[DAFTAR TUGAS]:
- A) Menurut teks tentang ARDEX, pada tanggal berapa delegasi sepuluh negara bertemu di Yogyakarta?
- B) Tolong salin sebagian teks tentang ARDEX tanpa perubahan, mulai dari kata-kata yang memuat "Delegasi sepuluh negara", lalu berhenti setelah "dalam penanganan kebencanaan.".

Delegasi sepuluh negara bertemu di Yogyakarta, 1-4 Agustus 2023 dalam kerangka ASEAN Regional Disaster Emergency Response Simulation Exercise (ARDEX). Sebagai wilayah yang tergolong memiliki tingkat rawan bencana yang tinggi, ASEAN membutuhkan koordinasi lebih baik dalam penanganan kebencanaan.
Yogyakarta dipilih oleh ASEAN sebagai lokasi latihan simulasi kebencanaan karena sejarahnya yang unik. Wilayah ini memiliki ancaman bencana gunung Merapi di sisi utara, dan gempa yang sering terjadi di sisi selatan. Begitu pula ancaman tsunami karena posisinya di tepi Samudera Hindia.
ARDEX, menurut Menteri Koordinator Pembangunan Manusia dan Kebudayaan, Profesor Muhadjir Effendy, adalah gelar latihan penanganan bencana. Selain sesar Opak, patahan darat yang menyebabkan gempa besar Yogyakarta 2006 lalu, fokus pelatihan juga pada potensi bencana lain di kawasan ini.

[CUPLIKAN DATA]:
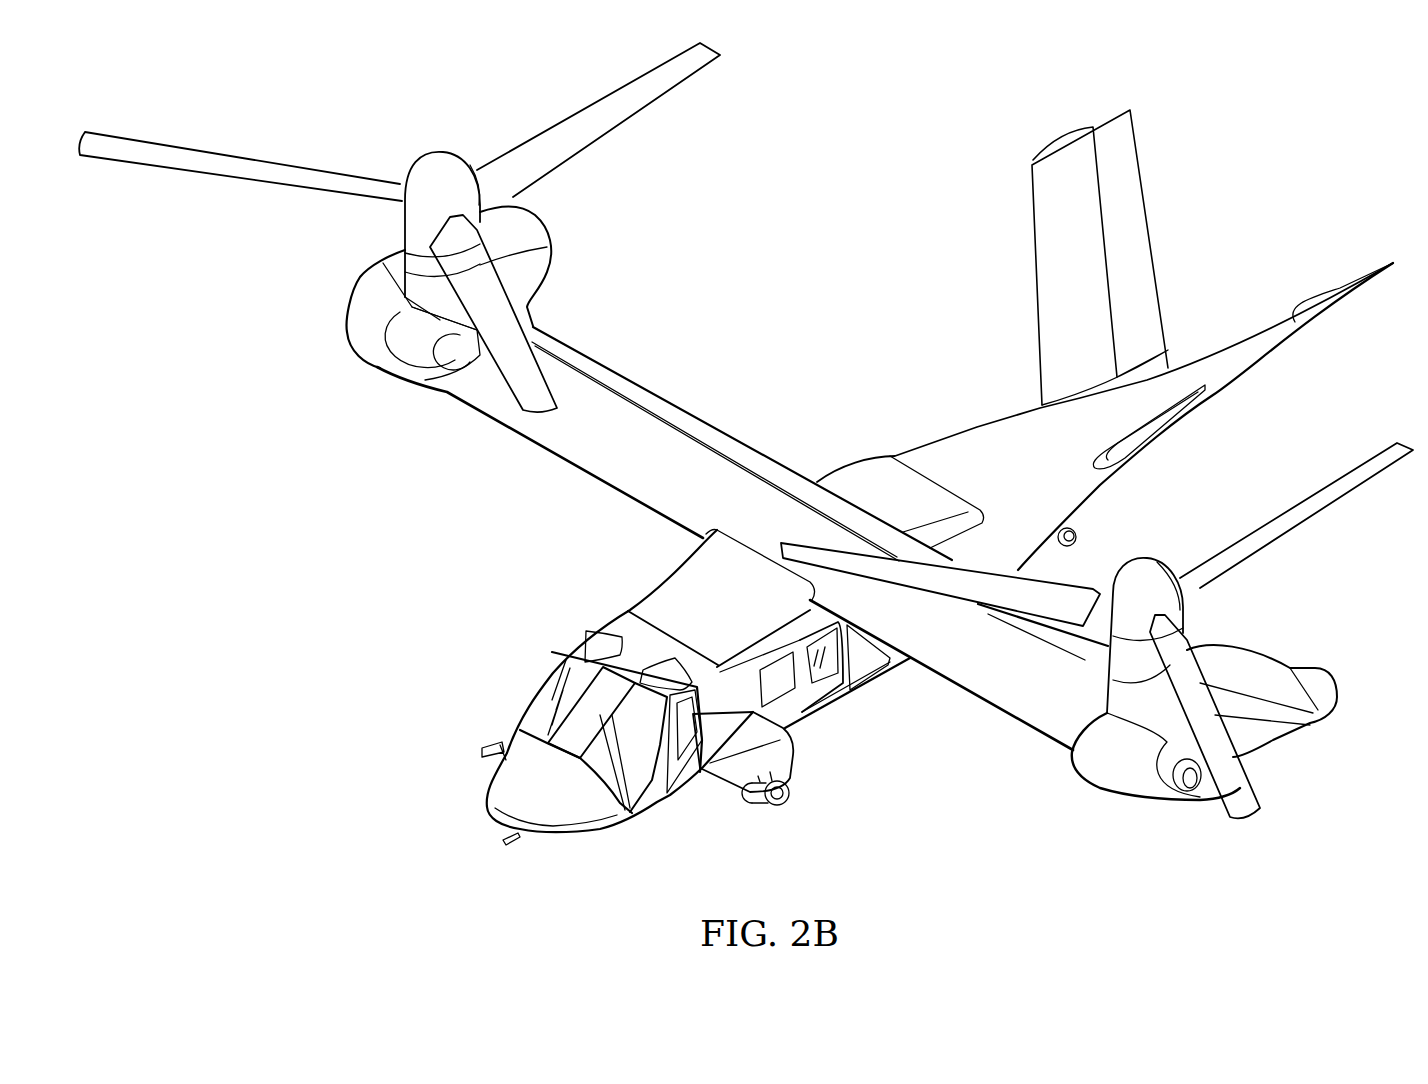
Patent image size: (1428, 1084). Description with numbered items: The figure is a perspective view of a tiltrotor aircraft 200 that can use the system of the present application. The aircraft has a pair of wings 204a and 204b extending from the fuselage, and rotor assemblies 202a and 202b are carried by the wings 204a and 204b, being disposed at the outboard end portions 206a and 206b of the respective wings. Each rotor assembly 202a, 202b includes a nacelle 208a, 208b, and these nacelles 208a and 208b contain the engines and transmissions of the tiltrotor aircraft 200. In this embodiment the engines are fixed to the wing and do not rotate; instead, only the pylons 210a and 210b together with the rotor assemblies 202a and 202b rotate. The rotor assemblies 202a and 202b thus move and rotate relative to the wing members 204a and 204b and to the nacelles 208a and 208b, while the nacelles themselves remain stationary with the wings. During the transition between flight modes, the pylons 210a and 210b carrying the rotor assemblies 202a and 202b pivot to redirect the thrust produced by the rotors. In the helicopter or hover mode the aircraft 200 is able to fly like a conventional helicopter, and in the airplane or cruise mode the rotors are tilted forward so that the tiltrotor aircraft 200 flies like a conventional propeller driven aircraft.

[JAWABAN LATIHAN]:
- A) Pada 1-4 Agustus 2023.

- B)
Delegasi sepuluh negara bertemu di Yogyakarta, 1-4 Agustus 2023 dalam kerangka ASEAN Regional Disaster Emergency Response Simulation Exercise (ARDEX). Sebagai wilayah yang tergolong memiliki tingkat rawan bencana yang tinggi, ASEAN membutuhkan koordinasi lebih baik dalam penanganan kebencanaan.